*Instructions for the task*.
Return the lines below that carry the word "text".

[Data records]
--- Start ---

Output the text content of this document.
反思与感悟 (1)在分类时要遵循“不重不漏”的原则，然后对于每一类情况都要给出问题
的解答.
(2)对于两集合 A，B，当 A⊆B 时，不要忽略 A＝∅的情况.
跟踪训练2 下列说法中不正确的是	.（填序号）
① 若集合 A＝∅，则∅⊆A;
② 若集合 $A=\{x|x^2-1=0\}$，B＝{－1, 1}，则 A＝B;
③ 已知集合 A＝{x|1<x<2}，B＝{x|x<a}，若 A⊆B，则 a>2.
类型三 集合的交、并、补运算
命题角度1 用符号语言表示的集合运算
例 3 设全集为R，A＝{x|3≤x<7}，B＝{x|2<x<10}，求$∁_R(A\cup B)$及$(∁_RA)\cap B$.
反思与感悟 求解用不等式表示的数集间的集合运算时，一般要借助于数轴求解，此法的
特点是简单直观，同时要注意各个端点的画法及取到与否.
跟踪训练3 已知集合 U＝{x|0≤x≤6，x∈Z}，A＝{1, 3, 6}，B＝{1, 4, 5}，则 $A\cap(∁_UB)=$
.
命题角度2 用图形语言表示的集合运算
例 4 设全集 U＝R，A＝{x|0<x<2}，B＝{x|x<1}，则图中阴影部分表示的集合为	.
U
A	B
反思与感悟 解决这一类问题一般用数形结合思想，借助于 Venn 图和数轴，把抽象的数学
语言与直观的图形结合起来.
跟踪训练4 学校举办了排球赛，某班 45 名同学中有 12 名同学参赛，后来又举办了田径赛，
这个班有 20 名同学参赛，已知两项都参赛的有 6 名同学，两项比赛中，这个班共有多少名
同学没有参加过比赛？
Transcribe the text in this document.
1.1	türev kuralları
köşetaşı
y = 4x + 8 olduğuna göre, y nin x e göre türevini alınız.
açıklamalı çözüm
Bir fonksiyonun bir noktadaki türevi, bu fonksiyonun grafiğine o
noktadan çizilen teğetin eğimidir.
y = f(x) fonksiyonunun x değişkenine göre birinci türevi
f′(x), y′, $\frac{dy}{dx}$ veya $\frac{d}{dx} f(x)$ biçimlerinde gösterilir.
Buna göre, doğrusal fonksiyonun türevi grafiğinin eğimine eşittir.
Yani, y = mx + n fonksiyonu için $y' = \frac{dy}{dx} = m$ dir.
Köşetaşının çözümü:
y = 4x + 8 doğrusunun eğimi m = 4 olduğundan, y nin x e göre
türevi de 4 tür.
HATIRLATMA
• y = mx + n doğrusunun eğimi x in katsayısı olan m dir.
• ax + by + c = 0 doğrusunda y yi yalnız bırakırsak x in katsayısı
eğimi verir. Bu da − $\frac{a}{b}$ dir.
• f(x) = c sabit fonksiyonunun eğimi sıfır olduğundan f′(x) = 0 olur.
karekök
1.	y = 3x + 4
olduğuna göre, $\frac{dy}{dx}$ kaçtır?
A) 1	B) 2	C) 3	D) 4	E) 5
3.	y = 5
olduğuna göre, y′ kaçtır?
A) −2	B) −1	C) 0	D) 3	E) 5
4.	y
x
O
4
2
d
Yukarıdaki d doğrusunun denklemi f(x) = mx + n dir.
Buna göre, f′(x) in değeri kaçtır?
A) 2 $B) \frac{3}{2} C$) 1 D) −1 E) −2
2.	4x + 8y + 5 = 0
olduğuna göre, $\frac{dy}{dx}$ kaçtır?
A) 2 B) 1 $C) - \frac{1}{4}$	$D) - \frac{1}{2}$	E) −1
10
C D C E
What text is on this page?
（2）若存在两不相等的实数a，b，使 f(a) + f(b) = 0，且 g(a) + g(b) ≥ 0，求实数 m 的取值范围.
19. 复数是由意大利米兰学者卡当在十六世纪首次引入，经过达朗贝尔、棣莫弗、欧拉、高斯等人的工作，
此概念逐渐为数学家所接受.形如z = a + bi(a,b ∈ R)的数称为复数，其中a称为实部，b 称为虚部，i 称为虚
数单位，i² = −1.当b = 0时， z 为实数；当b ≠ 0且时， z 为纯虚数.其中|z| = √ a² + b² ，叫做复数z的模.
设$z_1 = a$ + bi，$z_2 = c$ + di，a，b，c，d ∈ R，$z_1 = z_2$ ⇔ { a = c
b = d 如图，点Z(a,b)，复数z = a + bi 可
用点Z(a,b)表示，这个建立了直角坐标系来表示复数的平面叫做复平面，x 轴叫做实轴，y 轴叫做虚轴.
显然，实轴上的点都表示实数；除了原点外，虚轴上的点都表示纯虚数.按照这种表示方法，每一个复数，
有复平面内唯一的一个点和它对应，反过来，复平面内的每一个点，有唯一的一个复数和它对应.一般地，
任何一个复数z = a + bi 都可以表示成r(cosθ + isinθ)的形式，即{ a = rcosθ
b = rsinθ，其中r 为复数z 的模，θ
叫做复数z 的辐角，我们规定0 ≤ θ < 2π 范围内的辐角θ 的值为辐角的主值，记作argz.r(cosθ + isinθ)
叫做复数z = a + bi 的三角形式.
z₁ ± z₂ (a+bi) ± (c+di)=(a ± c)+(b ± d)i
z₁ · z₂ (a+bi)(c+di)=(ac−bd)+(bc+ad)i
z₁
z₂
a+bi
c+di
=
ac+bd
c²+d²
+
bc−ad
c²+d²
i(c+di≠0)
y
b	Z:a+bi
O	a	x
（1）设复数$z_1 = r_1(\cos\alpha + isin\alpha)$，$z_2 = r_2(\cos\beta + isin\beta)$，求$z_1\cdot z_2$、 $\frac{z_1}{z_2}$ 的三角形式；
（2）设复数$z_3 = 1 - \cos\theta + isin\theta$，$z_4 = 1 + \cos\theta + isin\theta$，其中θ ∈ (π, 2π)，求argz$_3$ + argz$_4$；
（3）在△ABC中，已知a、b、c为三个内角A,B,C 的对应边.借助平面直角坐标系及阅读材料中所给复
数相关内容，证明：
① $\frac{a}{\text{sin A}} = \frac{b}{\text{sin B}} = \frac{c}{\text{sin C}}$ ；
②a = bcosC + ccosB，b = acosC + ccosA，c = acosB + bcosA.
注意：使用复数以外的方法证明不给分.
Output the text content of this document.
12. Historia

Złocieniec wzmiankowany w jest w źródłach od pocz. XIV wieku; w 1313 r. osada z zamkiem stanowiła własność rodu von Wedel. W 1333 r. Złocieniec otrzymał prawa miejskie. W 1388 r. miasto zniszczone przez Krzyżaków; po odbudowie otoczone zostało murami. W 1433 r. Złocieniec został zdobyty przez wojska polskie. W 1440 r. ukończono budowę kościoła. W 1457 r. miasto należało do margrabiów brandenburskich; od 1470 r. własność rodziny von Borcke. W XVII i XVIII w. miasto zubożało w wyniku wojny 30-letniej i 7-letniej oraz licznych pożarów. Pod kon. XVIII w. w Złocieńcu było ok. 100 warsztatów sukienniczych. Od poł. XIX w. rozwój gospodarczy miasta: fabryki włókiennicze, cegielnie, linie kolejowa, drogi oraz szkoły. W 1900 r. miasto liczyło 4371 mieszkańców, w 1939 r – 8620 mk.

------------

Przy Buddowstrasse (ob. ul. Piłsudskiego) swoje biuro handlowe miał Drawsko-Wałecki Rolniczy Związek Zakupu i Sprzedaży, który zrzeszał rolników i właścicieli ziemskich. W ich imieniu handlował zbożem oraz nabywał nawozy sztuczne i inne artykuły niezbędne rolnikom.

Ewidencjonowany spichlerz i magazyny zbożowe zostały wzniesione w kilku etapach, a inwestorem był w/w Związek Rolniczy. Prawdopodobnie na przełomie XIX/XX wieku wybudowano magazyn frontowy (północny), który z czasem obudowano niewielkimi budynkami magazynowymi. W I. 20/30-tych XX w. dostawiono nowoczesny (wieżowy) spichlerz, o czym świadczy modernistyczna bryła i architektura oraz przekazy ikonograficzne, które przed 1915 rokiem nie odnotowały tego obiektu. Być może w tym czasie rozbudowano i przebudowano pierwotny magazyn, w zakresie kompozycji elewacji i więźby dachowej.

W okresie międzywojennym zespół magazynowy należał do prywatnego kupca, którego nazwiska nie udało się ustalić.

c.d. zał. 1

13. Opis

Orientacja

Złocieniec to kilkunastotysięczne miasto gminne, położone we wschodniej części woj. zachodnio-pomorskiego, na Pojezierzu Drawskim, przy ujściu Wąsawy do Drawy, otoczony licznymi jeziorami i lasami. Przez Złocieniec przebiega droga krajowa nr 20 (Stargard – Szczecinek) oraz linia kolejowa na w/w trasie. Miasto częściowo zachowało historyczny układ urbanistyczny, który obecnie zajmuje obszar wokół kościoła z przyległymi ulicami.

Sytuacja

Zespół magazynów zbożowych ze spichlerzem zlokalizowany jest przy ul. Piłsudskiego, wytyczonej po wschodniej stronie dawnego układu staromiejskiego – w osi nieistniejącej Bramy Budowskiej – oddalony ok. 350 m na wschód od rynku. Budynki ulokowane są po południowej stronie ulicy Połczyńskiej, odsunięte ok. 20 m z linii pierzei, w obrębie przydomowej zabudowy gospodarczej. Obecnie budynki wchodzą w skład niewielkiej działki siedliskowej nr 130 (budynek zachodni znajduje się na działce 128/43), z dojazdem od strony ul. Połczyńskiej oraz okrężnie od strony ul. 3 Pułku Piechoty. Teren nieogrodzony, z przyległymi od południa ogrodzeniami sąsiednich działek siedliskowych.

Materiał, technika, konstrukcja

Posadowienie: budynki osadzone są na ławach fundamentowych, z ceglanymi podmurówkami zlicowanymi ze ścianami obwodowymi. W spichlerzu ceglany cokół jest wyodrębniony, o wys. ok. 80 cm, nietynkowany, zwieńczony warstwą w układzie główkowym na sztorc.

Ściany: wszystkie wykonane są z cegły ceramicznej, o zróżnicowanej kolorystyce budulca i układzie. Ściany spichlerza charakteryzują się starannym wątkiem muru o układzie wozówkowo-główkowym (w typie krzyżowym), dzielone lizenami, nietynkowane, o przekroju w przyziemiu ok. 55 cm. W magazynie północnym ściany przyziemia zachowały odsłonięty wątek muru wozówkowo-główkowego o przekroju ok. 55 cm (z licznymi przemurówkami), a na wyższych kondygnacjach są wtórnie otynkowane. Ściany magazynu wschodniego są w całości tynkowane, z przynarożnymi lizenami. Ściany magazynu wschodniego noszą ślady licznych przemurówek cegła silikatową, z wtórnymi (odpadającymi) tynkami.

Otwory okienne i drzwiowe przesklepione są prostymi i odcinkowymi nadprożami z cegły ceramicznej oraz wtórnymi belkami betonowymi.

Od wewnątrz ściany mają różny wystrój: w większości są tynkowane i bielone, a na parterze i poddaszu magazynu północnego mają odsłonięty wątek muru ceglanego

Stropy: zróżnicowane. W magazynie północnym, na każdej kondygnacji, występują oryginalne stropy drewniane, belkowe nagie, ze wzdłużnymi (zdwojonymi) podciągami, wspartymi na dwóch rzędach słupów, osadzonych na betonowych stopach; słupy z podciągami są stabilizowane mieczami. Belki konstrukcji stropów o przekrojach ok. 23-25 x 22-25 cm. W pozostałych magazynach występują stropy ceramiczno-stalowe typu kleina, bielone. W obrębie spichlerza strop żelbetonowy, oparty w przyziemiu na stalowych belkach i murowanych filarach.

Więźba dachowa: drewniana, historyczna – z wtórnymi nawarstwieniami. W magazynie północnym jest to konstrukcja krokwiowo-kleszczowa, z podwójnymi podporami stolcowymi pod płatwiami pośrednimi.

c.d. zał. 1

--- End ---

*Response to this task*.
Output the text content of this document.
Transcribe the text in this document.
What text is on this page?
① $\frac{a}{\text{sin A}} = \frac{b}{\text{sin B}} = \frac{c}{\text{sin C}}$ ；
Output the text content of this document.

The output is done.